++++ Provided information

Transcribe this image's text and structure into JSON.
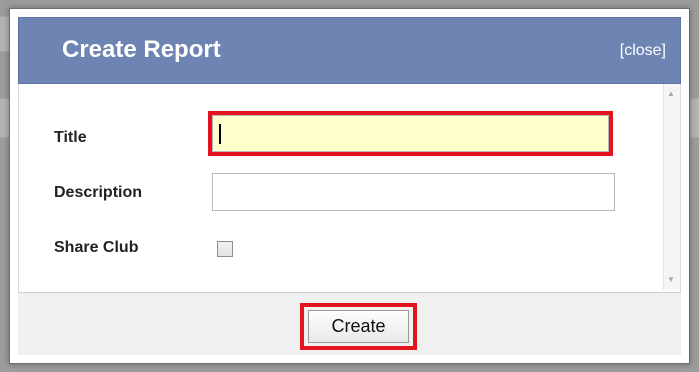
{
  "dialog": {
    "title": "Create Report",
    "close_label": "[close]"
  },
  "form": {
    "title_label": "Title",
    "title_value": "",
    "description_label": "Description",
    "description_value": "",
    "share_club_label": "Share Club",
    "share_club_checked": false
  },
  "footer": {
    "create_label": "Create"
  },
  "icons": {
    "scroll_up": "scroll-up-arrow-icon",
    "scroll_down": "scroll-down-arrow-icon"
  },
  "colors": {
    "header": "#6e84b3",
    "highlight": "#e3141f",
    "focused_input": "#ffffcc"
  }
}
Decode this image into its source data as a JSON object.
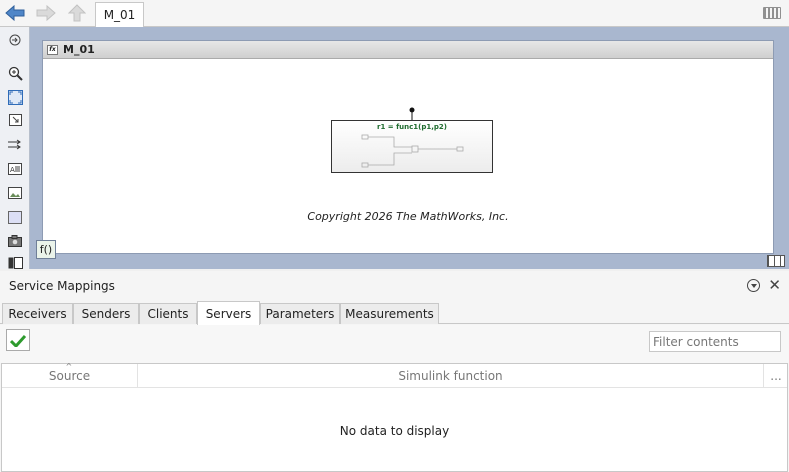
{
  "topbar": {
    "model_tab": "M_01"
  },
  "editor": {
    "frame_title": "M_01",
    "block_label": "r1 = func1(p1,p2)",
    "copyright": "Copyright 2026 The MathWorks, Inc.",
    "function_button": "f()"
  },
  "panel": {
    "title": "Service Mappings",
    "tabs": [
      {
        "label": "Receivers"
      },
      {
        "label": "Senders"
      },
      {
        "label": "Clients"
      },
      {
        "label": "Servers"
      },
      {
        "label": "Parameters"
      },
      {
        "label": "Measurements"
      }
    ],
    "active_tab": "Servers",
    "filter_placeholder": "Filter contents",
    "columns": [
      "Source",
      "Simulink function"
    ],
    "more_columns": "...",
    "empty_text": "No data to display"
  },
  "colors": {
    "canvas": "#a9b7cf",
    "block_label": "#1e6b2e",
    "check": "#2e9b2e"
  }
}
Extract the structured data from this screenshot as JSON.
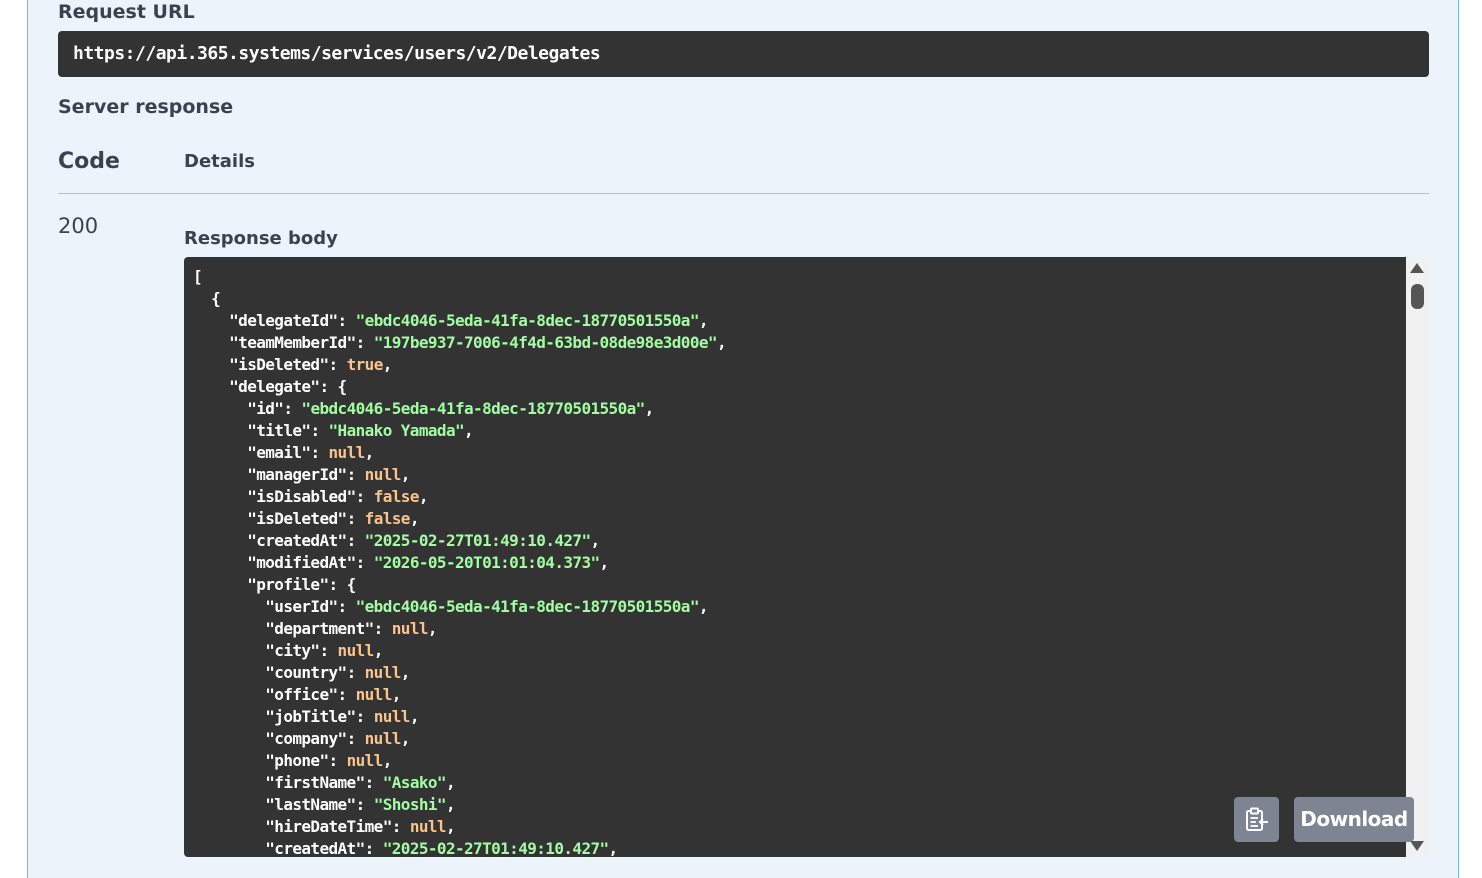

++++++++

Challenge -
Count how many lines of the data include the word "Create". Your reply should be that number alone.

Solution below -
2